◆ Written task
Set out every line bearing the string "POWER".

◆ Data excerpts
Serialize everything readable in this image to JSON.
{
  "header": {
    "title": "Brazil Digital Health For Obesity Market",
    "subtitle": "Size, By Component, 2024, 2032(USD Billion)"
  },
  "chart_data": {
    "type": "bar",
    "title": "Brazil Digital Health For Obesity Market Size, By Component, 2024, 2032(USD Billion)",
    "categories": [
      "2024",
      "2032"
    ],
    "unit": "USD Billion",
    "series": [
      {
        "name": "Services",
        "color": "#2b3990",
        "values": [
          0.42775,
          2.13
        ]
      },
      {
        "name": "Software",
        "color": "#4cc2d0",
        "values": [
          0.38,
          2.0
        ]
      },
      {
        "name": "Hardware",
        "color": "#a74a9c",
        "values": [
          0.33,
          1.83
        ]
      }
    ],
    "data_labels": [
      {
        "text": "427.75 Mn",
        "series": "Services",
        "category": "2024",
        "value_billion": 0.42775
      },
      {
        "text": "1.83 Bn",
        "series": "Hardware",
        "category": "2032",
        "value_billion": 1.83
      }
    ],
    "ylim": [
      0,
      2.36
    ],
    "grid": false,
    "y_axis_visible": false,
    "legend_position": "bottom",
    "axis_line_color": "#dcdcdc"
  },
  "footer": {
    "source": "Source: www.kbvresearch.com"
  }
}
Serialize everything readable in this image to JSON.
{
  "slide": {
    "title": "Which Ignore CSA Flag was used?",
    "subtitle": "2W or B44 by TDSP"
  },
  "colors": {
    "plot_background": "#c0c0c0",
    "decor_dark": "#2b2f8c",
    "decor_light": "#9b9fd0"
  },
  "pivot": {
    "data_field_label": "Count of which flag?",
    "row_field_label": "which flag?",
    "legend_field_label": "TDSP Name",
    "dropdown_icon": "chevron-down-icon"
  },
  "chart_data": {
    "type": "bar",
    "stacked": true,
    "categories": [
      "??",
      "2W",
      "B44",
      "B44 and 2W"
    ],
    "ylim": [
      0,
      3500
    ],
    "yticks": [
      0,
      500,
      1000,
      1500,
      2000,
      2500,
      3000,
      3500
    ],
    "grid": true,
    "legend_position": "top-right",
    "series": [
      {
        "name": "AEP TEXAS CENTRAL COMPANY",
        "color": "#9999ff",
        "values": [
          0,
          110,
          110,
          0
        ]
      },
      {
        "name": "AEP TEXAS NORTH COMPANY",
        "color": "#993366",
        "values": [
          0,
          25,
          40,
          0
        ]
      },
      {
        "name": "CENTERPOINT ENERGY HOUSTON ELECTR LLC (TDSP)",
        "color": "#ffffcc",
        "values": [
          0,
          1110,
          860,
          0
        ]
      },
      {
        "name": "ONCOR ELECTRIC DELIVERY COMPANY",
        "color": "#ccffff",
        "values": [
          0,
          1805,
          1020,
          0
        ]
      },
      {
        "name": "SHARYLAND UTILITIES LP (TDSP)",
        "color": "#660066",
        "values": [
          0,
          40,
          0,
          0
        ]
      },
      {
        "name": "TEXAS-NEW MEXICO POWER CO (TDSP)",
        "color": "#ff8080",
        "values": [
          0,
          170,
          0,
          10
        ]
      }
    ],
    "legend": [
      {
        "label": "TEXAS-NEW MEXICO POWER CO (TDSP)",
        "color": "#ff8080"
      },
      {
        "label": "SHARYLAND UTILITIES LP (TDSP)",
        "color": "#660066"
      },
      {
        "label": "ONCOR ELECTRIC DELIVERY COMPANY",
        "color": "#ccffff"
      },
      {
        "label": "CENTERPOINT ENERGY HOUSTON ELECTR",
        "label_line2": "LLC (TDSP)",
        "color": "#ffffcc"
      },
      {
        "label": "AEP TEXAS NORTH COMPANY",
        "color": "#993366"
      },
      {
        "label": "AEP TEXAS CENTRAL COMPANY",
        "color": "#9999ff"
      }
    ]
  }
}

◆ Exercise solution
        "name": "TEXAS-NEW MEXICO POWER CO (TDSP)",
        "label": "TEXAS-NEW MEXICO POWER CO (TDSP)",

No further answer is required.